— START —

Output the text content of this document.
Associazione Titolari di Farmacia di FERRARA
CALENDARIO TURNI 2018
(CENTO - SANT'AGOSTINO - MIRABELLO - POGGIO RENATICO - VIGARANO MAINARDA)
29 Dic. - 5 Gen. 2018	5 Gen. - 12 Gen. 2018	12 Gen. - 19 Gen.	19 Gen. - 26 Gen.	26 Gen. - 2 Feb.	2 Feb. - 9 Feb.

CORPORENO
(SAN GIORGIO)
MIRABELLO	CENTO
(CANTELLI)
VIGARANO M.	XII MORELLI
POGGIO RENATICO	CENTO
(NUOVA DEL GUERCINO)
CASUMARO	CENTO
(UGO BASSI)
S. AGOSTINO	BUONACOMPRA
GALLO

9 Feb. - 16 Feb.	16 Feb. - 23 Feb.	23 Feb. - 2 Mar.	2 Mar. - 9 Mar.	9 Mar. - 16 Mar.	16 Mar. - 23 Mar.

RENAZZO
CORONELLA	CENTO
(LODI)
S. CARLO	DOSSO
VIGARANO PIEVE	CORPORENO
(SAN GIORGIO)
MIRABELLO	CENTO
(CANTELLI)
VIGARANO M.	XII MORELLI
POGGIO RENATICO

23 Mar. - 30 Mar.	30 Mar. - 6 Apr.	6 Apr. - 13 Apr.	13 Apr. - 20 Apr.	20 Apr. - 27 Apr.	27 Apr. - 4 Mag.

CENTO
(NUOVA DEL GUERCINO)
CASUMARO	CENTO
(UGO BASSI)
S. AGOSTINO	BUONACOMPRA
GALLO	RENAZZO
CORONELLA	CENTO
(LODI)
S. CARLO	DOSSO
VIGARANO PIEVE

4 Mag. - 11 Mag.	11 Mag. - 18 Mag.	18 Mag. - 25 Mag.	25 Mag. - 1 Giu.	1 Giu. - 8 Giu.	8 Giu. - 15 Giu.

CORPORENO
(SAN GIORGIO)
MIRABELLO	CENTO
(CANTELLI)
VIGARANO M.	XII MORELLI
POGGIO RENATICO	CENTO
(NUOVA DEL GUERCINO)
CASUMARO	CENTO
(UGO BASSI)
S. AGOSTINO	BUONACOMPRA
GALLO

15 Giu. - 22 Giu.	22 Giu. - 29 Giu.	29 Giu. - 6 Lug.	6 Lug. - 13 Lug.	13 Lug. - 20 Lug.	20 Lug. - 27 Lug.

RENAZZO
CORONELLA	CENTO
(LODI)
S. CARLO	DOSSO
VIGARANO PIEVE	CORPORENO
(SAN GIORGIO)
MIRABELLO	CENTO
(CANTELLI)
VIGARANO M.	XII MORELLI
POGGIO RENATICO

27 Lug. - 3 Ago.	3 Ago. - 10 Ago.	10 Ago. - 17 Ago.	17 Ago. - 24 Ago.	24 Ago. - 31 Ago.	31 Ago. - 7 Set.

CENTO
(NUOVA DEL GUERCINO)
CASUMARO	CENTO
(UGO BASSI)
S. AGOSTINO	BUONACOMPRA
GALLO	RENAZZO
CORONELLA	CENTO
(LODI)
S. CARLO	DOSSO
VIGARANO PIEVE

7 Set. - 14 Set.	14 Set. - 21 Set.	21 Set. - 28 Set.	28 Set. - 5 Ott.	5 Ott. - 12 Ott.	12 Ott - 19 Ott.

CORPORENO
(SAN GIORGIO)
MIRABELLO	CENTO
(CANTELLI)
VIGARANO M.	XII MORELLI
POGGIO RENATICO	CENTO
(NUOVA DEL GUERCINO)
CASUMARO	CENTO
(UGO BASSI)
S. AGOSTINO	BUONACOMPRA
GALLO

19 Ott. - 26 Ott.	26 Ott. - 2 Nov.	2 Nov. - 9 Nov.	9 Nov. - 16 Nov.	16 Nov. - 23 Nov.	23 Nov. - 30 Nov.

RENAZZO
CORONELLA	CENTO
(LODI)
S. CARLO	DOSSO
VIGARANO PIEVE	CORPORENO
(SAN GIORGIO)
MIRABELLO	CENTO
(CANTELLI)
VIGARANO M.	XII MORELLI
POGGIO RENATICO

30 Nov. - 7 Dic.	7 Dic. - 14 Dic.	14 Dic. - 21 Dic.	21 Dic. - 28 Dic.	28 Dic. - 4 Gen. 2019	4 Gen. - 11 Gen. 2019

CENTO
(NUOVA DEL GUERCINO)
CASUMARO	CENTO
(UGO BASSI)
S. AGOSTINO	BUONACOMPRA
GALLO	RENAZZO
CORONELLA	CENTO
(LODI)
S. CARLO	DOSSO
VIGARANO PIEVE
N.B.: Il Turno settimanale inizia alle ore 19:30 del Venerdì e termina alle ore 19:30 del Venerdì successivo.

— END —

▶ **Exercise details**: Output the data above exactly, please, line for line.

▶ **Result of the exercise**:
Output the text content of this document.
Associazione Titolari di Farmacia di FERRARA
CALENDARIO TURNI 2018
(CENTO - SANT'AGOSTINO - MIRABELLO - POGGIO RENATICO - VIGARANO MAINARDA)
29 Dic. - 5 Gen. 2018	5 Gen. - 12 Gen. 2018	12 Gen. - 19 Gen.	19 Gen. - 26 Gen.	26 Gen. - 2 Feb.	2 Feb. - 9 Feb.

CORPORENO
(SAN GIORGIO)
MIRABELLO	CENTO
(CANTELLI)
VIGARANO M.	XII MORELLI
POGGIO RENATICO	CENTO
(NUOVA DEL GUERCINO)
CASUMARO	CENTO
(UGO BASSI)
S. AGOSTINO	BUONACOMPRA
GALLO

9 Feb. - 16 Feb.	16 Feb. - 23 Feb.	23 Feb. - 2 Mar.	2 Mar. - 9 Mar.	9 Mar. - 16 Mar.	16 Mar. - 23 Mar.

RENAZZO
CORONELLA	CENTO
(LODI)
S. CARLO	DOSSO
VIGARANO PIEVE	CORPORENO
(SAN GIORGIO)
MIRABELLO	CENTO
(CANTELLI)
VIGARANO M.	XII MORELLI
POGGIO RENATICO

23 Mar. - 30 Mar.	30 Mar. - 6 Apr.	6 Apr. - 13 Apr.	13 Apr. - 20 Apr.	20 Apr. - 27 Apr.	27 Apr. - 4 Mag.

CENTO
(NUOVA DEL GUERCINO)
CASUMARO	CENTO
(UGO BASSI)
S. AGOSTINO	BUONACOMPRA
GALLO	RENAZZO
CORONELLA	CENTO
(LODI)
S. CARLO	DOSSO
VIGARANO PIEVE

4 Mag. - 11 Mag.	11 Mag. - 18 Mag.	18 Mag. - 25 Mag.	25 Mag. - 1 Giu.	1 Giu. - 8 Giu.	8 Giu. - 15 Giu.

CORPORENO
(SAN GIORGIO)
MIRABELLO	CENTO
(CANTELLI)
VIGARANO M.	XII MORELLI
POGGIO RENATICO	CENTO
(NUOVA DEL GUERCINO)
CASUMARO	CENTO
(UGO BASSI)
S. AGOSTINO	BUONACOMPRA
GALLO

15 Giu. - 22 Giu.	22 Giu. - 29 Giu.	29 Giu. - 6 Lug.	6 Lug. - 13 Lug.	13 Lug. - 20 Lug.	20 Lug. - 27 Lug.

RENAZZO
CORONELLA	CENTO
(LODI)
S. CARLO	DOSSO
VIGARANO PIEVE	CORPORENO
(SAN GIORGIO)
MIRABELLO	CENTO
(CANTELLI)
VIGARANO M.	XII MORELLI
POGGIO RENATICO

27 Lug. - 3 Ago.	3 Ago. - 10 Ago.	10 Ago. - 17 Ago.	17 Ago. - 24 Ago.	24 Ago. - 31 Ago.	31 Ago. - 7 Set.

CENTO
(NUOVA DEL GUERCINO)
CASUMARO	CENTO
(UGO BASSI)
S. AGOSTINO	BUONACOMPRA
GALLO	RENAZZO
CORONELLA	CENTO
(LODI)
S. CARLO	DOSSO
VIGARANO PIEVE

7 Set. - 14 Set.	14 Set. - 21 Set.	21 Set. - 28 Set.	28 Set. - 5 Ott.	5 Ott. - 12 Ott.	12 Ott - 19 Ott.

CORPORENO
(SAN GIORGIO)
MIRABELLO	CENTO
(CANTELLI)
VIGARANO M.	XII MORELLI
POGGIO RENATICO	CENTO
(NUOVA DEL GUERCINO)
CASUMARO	CENTO
(UGO BASSI)
S. AGOSTINO	BUONACOMPRA
GALLO

19 Ott. - 26 Ott.	26 Ott. - 2 Nov.	2 Nov. - 9 Nov.	9 Nov. - 16 Nov.	16 Nov. - 23 Nov.	23 Nov. - 30 Nov.

RENAZZO
CORONELLA	CENTO
(LODI)
S. CARLO	DOSSO
VIGARANO PIEVE	CORPORENO
(SAN GIORGIO)
MIRABELLO	CENTO
(CANTELLI)
VIGARANO M.	XII MORELLI
POGGIO RENATICO

30 Nov. - 7 Dic.	7 Dic. - 14 Dic.	14 Dic. - 21 Dic.	21 Dic. - 28 Dic.	28 Dic. - 4 Gen. 2019	4 Gen. - 11 Gen. 2019

CENTO
(NUOVA DEL GUERCINO)
CASUMARO	CENTO
(UGO BASSI)
S. AGOSTINO	BUONACOMPRA
GALLO	RENAZZO
CORONELLA	CENTO
(LODI)
S. CARLO	DOSSO
VIGARANO PIEVE
N.B.: Il Turno settimanale inizia alle ore 19:30 del Venerdì e termina alle ore 19:30 del Venerdì successivo.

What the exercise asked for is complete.